Challenge: Write out the lines of the material as a JSON list of strings, one string per line with blank lines omitted, starting at the first line and ending at the line that contains "x-tick-label: 2008 — [518, 443, 560, 459]". Include nothing beyond that line.

Source material:
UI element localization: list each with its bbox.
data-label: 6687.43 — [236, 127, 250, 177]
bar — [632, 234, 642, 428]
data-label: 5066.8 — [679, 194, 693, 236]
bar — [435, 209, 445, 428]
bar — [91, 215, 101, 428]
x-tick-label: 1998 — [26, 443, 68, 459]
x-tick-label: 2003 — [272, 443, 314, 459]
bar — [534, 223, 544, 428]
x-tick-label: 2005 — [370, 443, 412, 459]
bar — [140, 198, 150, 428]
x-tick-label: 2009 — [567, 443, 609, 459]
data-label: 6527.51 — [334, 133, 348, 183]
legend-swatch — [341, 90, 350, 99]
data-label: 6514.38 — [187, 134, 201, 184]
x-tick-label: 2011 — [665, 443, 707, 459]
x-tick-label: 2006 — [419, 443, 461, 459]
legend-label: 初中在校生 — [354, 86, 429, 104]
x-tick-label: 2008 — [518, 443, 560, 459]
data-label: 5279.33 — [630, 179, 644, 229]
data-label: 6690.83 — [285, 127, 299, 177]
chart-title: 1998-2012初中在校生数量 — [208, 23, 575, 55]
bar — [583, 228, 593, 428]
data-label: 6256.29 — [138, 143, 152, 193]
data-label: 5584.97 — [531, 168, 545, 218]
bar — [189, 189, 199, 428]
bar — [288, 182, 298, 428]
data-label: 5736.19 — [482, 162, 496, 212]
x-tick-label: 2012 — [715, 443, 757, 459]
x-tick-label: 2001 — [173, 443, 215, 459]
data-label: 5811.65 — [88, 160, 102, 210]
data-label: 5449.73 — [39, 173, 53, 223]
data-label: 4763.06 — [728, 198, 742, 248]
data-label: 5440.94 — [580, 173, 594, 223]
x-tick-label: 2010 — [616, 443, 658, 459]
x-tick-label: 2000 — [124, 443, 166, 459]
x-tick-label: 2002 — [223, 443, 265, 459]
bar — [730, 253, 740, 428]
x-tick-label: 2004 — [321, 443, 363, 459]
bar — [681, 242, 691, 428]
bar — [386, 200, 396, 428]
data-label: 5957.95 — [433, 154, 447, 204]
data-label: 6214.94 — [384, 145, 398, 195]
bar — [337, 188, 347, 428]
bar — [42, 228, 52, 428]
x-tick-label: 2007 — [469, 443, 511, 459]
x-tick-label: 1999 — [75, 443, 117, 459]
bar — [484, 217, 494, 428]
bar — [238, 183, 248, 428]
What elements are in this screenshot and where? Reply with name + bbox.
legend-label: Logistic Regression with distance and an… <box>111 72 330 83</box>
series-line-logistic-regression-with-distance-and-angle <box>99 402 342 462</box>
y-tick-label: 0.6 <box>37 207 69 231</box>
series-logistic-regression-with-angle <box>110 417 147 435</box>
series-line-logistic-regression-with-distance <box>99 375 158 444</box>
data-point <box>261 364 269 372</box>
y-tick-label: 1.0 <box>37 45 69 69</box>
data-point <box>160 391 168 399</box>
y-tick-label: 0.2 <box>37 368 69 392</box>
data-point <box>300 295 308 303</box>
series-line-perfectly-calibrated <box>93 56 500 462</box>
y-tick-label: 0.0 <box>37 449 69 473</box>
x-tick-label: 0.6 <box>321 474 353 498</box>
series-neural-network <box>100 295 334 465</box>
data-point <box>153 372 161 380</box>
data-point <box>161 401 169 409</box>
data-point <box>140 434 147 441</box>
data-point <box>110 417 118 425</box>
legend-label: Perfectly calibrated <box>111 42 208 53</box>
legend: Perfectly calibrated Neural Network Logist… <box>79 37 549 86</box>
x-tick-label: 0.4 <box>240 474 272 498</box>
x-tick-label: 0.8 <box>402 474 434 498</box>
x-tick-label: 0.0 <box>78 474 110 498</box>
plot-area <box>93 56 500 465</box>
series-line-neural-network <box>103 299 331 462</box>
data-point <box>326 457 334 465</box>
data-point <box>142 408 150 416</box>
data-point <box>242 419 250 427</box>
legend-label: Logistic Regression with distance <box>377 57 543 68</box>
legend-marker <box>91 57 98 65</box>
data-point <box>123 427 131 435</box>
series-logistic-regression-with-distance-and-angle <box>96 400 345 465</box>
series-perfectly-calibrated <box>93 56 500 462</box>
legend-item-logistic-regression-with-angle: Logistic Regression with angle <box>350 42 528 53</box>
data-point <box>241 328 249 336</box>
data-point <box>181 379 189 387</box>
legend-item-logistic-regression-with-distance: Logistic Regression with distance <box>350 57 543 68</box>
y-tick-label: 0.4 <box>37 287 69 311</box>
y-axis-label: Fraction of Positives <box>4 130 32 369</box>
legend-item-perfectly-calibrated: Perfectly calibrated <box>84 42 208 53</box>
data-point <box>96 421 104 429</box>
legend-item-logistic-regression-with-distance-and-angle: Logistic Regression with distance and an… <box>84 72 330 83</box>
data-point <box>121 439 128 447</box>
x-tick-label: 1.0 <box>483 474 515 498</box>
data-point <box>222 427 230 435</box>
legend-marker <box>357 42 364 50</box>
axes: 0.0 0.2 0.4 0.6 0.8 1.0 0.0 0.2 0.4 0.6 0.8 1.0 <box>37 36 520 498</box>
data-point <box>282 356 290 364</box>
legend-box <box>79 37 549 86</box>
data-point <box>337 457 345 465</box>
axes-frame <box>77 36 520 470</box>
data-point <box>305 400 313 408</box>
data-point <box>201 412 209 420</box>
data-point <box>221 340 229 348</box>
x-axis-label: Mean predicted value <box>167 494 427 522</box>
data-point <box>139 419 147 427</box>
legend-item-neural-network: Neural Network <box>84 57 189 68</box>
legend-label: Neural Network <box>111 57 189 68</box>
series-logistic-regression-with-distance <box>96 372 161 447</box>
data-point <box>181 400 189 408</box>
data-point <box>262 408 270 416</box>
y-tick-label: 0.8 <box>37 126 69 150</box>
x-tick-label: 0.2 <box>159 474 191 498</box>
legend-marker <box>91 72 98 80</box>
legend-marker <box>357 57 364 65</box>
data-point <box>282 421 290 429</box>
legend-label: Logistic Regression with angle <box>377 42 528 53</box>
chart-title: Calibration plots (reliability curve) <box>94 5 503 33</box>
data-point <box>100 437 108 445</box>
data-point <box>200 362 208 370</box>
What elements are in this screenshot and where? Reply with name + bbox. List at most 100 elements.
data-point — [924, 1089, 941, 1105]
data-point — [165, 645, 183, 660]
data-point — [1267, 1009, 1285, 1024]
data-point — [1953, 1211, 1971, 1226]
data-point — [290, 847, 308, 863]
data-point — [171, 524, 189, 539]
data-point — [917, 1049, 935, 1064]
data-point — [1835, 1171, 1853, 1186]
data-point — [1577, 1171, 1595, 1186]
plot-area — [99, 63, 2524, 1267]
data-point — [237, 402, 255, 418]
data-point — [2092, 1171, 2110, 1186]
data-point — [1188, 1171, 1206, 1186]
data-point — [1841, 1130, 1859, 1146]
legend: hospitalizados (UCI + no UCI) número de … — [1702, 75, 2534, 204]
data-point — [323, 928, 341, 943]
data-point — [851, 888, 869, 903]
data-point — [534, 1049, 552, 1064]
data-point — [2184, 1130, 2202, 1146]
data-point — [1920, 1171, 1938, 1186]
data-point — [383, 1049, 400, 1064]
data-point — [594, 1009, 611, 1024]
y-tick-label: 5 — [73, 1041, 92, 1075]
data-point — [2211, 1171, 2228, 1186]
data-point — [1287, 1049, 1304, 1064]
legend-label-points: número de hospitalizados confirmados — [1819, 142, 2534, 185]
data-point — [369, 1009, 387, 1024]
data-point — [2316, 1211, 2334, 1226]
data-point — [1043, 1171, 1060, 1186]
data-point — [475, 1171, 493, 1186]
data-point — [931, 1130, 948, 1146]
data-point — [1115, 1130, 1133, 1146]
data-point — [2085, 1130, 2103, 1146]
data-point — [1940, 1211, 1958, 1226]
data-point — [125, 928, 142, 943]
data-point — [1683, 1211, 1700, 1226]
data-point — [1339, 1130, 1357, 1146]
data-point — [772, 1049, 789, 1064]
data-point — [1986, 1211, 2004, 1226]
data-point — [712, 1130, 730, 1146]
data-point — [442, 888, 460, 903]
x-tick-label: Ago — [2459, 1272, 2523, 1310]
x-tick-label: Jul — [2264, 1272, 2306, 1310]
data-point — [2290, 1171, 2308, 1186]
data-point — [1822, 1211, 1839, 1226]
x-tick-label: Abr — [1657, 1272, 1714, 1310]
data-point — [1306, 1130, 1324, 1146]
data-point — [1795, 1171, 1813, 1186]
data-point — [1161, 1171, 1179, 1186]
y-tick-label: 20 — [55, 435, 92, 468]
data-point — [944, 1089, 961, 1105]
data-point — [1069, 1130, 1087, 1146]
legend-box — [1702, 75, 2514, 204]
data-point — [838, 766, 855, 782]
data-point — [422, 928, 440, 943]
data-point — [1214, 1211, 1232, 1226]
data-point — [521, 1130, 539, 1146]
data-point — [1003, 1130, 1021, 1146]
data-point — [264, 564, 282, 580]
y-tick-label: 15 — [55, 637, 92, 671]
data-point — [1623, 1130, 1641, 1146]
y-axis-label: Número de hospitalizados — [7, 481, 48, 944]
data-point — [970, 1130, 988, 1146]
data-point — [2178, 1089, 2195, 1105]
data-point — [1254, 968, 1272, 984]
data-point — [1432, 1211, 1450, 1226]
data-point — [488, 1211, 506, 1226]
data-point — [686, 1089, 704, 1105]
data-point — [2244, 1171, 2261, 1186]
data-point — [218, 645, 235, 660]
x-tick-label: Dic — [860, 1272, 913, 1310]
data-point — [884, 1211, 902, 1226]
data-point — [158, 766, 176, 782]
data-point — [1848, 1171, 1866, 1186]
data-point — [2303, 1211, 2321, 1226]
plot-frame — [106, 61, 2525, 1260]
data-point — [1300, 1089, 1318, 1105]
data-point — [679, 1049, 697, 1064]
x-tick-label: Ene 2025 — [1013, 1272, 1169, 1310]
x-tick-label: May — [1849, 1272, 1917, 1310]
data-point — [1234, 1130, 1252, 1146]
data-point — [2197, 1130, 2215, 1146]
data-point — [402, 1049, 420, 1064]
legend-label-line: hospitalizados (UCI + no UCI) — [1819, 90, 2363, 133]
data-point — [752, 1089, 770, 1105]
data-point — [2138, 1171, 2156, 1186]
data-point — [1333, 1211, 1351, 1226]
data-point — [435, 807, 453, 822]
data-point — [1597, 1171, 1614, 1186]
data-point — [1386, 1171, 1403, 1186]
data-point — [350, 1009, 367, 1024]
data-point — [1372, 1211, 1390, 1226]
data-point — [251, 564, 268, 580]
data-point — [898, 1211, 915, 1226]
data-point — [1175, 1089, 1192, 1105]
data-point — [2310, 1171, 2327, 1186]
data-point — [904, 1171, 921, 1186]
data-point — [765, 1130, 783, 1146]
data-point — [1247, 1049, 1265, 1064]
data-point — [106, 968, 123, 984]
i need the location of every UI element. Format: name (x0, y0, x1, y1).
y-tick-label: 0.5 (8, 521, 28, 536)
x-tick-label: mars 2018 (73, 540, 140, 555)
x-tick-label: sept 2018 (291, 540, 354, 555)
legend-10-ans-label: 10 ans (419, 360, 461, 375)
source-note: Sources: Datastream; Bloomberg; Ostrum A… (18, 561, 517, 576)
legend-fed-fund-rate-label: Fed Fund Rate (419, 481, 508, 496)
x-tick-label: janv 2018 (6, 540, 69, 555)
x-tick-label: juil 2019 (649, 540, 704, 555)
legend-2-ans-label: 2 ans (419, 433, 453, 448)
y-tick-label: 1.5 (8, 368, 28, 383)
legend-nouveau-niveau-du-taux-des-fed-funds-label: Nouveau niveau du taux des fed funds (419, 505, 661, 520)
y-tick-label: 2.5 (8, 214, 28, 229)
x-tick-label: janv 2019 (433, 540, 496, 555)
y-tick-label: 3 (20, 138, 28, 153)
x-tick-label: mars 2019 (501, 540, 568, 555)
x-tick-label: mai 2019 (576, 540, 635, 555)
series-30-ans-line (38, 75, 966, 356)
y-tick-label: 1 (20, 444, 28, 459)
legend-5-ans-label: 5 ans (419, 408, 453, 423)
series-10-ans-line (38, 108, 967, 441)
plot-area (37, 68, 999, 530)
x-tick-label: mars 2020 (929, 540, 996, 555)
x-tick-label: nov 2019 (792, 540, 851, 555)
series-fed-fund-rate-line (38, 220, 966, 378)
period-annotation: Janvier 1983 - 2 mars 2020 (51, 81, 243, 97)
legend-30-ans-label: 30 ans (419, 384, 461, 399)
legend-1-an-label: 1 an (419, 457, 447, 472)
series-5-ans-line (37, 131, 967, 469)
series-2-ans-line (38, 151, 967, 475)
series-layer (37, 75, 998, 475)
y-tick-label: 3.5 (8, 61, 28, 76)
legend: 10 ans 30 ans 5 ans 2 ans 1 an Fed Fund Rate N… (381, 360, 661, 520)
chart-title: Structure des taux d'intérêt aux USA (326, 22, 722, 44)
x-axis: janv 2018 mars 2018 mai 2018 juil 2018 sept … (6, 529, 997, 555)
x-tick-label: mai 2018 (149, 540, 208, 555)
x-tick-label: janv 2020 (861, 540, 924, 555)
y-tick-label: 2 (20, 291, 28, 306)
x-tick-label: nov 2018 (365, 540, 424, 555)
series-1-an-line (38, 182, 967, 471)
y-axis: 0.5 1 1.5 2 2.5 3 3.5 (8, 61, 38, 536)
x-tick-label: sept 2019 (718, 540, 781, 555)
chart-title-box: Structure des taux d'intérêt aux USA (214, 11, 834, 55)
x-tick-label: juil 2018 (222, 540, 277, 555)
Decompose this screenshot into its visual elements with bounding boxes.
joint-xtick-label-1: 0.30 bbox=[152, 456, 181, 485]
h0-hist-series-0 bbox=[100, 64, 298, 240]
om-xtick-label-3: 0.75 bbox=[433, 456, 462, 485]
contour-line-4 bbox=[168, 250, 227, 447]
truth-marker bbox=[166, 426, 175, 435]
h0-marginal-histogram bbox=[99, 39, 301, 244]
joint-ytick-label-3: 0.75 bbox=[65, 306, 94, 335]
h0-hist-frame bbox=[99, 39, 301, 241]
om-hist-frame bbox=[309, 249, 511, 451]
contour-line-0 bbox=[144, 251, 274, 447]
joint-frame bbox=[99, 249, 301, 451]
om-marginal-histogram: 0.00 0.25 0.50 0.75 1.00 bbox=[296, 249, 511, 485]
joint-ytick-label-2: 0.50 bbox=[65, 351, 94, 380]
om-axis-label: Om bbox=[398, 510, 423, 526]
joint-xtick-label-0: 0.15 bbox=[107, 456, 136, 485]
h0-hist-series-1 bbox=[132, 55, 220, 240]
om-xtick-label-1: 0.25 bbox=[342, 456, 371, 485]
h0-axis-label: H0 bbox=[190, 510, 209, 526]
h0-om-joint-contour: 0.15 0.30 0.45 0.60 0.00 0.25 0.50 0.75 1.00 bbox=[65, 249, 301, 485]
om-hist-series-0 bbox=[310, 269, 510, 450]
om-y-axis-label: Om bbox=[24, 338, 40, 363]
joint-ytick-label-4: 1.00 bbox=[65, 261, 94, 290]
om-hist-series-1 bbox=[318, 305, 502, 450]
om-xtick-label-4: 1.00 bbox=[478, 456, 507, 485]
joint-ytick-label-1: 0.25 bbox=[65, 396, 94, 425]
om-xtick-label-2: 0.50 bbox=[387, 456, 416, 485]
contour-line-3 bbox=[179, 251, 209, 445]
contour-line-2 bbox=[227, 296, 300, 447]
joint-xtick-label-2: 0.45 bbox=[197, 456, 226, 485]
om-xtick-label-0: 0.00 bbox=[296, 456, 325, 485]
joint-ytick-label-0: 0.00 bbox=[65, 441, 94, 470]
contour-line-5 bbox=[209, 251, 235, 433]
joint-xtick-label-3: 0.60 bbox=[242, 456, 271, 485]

Response:
[
  "UI element localization: list each with its bbox.",
  "data-label: 6687.43 — [236, 127, 250, 177]",
  "bar — [632, 234, 642, 428]",
  "data-label: 5066.8 — [679, 194, 693, 236]",
  "bar — [435, 209, 445, 428]",
  "bar — [91, 215, 101, 428]",
  "x-tick-label: 1998 — [26, 443, 68, 459]",
  "x-tick-label: 2003 — [272, 443, 314, 459]",
  "bar — [534, 223, 544, 428]",
  "x-tick-label: 2005 — [370, 443, 412, 459]",
  "bar — [140, 198, 150, 428]",
  "x-tick-label: 2009 — [567, 443, 609, 459]",
  "data-label: 6527.51 — [334, 133, 348, 183]",
  "legend-swatch — [341, 90, 350, 99]",
  "data-label: 6514.38 — [187, 134, 201, 184]",
  "x-tick-label: 2011 — [665, 443, 707, 459]",
  "x-tick-label: 2006 — [419, 443, 461, 459]",
  "legend-label: 初中在校生 — [354, 86, 429, 104]",
  "x-tick-label: 2008 — [518, 443, 560, 459]"
]